Short exercise:
Of the lines in these entries, how many contain the string "Heavy"? Give the number and nothing else.

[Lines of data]
----

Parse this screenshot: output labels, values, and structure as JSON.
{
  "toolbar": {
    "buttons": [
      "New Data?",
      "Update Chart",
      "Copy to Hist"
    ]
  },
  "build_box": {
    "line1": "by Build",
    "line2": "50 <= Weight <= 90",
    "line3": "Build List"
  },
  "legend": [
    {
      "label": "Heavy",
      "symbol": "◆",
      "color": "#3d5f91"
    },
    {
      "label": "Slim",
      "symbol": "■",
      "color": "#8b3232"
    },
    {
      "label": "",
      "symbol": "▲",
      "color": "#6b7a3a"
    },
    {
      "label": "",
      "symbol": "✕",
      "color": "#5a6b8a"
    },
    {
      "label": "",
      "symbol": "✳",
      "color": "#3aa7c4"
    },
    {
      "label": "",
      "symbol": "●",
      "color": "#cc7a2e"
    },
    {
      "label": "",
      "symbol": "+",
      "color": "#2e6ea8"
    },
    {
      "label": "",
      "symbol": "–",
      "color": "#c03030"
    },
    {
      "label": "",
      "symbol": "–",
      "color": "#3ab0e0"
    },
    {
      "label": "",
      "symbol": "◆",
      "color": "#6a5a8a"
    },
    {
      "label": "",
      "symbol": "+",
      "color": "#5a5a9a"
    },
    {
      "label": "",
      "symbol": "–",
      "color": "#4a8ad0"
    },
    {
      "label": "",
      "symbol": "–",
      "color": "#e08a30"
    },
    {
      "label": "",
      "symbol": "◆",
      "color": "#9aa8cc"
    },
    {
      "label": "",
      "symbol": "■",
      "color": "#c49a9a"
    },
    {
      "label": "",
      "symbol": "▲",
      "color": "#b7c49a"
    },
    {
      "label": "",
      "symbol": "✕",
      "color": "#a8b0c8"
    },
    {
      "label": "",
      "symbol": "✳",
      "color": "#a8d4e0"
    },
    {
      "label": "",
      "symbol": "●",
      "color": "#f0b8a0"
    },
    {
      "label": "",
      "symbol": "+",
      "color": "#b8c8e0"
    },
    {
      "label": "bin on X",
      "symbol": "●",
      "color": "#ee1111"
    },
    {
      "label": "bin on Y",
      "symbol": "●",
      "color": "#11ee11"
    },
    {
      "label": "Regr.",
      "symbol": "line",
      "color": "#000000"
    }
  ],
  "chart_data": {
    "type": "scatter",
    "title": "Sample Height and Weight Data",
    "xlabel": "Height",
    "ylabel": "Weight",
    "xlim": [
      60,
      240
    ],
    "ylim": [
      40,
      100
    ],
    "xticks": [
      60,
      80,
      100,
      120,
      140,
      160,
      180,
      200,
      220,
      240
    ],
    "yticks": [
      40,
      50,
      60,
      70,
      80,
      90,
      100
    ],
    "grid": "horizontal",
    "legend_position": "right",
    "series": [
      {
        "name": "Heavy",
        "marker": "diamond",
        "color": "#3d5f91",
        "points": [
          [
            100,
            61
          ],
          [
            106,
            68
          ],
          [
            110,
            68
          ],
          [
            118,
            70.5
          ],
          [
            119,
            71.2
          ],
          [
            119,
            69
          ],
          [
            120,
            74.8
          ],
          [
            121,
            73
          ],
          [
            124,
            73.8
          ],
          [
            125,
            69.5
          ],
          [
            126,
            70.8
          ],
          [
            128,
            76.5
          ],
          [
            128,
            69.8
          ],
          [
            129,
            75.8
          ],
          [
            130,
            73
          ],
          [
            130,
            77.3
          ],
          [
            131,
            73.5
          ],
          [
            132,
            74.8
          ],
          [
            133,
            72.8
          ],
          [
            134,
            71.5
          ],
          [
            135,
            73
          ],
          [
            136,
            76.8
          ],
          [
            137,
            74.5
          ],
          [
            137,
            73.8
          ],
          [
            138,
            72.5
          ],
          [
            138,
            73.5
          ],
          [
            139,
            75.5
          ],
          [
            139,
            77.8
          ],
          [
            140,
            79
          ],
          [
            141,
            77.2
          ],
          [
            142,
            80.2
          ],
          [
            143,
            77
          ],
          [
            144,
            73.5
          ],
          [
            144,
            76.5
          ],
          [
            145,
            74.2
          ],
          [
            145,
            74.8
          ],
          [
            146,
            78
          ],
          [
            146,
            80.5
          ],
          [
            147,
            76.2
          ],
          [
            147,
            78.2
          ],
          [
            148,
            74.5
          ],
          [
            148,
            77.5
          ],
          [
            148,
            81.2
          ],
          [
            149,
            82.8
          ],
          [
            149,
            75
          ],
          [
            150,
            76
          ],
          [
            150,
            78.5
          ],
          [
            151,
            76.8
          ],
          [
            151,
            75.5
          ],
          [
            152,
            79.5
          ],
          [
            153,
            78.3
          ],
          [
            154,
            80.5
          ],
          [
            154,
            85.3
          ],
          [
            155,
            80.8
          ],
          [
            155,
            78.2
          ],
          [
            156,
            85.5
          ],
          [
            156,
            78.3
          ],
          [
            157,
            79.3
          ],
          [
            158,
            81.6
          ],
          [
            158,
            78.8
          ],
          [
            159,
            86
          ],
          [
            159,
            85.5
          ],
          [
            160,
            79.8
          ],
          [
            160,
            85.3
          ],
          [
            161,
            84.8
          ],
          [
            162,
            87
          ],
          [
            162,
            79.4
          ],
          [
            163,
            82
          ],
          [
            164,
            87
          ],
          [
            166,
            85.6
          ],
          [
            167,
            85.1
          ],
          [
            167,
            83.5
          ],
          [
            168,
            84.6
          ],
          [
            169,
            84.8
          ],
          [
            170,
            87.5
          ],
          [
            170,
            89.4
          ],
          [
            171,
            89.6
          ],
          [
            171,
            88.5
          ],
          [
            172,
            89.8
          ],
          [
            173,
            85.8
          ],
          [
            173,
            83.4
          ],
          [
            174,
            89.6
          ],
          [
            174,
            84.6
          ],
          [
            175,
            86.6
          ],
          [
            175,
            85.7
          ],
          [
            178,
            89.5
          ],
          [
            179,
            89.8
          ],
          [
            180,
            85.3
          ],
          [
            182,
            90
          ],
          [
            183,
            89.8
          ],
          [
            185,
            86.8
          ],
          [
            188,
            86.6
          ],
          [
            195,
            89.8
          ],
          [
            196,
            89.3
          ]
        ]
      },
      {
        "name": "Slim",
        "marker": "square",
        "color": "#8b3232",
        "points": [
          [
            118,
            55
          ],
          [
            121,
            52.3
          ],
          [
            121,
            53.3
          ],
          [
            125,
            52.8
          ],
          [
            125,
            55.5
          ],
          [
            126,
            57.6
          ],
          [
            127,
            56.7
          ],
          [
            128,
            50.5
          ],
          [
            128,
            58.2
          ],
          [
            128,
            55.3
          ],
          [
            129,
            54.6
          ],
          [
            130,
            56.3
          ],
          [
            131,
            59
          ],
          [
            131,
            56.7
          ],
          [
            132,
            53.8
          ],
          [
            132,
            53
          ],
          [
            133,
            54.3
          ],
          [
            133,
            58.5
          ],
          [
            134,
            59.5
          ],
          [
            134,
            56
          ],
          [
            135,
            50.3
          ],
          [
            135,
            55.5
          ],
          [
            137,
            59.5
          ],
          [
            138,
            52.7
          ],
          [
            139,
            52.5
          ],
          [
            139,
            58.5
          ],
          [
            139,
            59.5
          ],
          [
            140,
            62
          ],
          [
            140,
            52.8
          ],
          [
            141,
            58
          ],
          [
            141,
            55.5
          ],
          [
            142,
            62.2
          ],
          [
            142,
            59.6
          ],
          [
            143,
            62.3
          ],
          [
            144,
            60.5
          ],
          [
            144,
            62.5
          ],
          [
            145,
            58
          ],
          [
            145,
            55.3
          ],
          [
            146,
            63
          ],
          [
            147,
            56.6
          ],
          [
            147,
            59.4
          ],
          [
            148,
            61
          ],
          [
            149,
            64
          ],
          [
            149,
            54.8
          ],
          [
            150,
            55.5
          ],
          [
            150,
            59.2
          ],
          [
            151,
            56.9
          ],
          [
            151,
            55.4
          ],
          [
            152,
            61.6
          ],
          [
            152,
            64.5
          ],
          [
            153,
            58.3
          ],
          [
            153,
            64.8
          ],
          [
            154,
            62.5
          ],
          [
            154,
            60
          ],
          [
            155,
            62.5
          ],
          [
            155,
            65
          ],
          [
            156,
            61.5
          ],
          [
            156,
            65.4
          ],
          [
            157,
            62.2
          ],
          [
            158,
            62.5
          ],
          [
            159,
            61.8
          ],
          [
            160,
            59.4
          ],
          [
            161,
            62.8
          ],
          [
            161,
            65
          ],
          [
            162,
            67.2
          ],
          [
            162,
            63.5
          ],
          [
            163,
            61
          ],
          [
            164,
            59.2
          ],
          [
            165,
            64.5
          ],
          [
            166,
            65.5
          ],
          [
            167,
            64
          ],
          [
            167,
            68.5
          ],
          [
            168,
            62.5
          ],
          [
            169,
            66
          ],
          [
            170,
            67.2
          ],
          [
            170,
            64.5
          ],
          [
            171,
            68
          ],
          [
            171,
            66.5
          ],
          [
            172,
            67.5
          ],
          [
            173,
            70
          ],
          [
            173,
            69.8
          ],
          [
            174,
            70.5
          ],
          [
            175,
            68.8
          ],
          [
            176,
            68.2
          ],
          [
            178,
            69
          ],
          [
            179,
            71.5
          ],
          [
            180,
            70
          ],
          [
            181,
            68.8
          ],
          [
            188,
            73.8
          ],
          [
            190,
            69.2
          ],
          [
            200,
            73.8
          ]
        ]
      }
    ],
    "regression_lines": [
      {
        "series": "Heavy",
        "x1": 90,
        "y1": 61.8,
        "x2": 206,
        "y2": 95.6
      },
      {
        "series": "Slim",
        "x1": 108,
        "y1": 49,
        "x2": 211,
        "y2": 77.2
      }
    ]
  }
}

----

Worked answer:
3